▶ [EXERCISE TASK]:
Would you set down every entry shown below, precisely as written?

[start DATASET RECORDS]

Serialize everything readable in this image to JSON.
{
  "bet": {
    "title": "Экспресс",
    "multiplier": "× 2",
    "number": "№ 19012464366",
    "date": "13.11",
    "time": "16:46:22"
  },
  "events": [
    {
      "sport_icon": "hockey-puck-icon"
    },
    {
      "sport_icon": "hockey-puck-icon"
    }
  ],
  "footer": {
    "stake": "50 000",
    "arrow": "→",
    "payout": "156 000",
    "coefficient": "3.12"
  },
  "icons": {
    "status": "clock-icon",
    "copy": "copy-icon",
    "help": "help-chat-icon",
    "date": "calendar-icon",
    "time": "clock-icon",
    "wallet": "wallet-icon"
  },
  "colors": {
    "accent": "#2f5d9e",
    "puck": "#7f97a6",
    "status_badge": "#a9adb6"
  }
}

[end DATASET RECORDS]

▶ [EXERCISE OUTPUT]:
Serialize everything readable in this image to JSON.
{
  "bet": {
    "title": "Экспресс",
    "multiplier": "× 2",
    "number": "№ 19012464366",
    "date": "13.11",
    "time": "16:46:22"
  },
  "events": [
    {
      "sport_icon": "hockey-puck-icon"
    },
    {
      "sport_icon": "hockey-puck-icon"
    }
  ],
  "footer": {
    "stake": "50 000",
    "arrow": "→",
    "payout": "156 000",
    "coefficient": "3.12"
  },
  "icons": {
    "status": "clock-icon",
    "copy": "copy-icon",
    "help": "help-chat-icon",
    "date": "calendar-icon",
    "time": "clock-icon",
    "wallet": "wallet-icon"
  },
  "colors": {
    "accent": "#2f5d9e",
    "puck": "#7f97a6",
    "status_badge": "#a9adb6"
  }
}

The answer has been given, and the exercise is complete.